[Some records]

===============

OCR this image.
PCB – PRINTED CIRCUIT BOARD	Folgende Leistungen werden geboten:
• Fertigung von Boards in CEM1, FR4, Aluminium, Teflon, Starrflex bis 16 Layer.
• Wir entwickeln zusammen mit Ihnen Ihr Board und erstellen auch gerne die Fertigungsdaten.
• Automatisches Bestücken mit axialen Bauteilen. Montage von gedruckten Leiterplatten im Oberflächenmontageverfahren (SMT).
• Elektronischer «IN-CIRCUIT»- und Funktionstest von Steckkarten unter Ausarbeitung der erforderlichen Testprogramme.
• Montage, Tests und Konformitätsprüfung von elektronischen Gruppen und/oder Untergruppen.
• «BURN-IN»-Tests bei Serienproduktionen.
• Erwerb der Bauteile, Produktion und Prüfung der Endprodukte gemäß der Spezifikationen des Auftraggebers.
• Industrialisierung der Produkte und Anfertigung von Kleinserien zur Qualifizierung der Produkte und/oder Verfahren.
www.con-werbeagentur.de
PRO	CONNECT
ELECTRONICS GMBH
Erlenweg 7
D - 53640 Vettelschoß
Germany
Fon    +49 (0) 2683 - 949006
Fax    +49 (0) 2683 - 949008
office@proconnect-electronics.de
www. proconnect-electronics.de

===============

_What is asked_
Please output the entire listing exactly as it stands.

_Worked answer_
OCR this image.
PCB – PRINTED CIRCUIT BOARD	Folgende Leistungen werden geboten:
• Fertigung von Boards in CEM1, FR4, Aluminium, Teflon, Starrflex bis 16 Layer.
• Wir entwickeln zusammen mit Ihnen Ihr Board und erstellen auch gerne die Fertigungsdaten.
• Automatisches Bestücken mit axialen Bauteilen. Montage von gedruckten Leiterplatten im Oberflächenmontageverfahren (SMT).
• Elektronischer «IN-CIRCUIT»- und Funktionstest von Steckkarten unter Ausarbeitung der erforderlichen Testprogramme.
• Montage, Tests und Konformitätsprüfung von elektronischen Gruppen und/oder Untergruppen.
• «BURN-IN»-Tests bei Serienproduktionen.
• Erwerb der Bauteile, Produktion und Prüfung der Endprodukte gemäß der Spezifikationen des Auftraggebers.
• Industrialisierung der Produkte und Anfertigung von Kleinserien zur Qualifizierung der Produkte und/oder Verfahren.
www.con-werbeagentur.de
PRO	CONNECT
ELECTRONICS GMBH
Erlenweg 7
D - 53640 Vettelschoß
Germany
Fon    +49 (0) 2683 - 949006
Fax    +49 (0) 2683 - 949008
office@proconnect-electronics.de
www. proconnect-electronics.de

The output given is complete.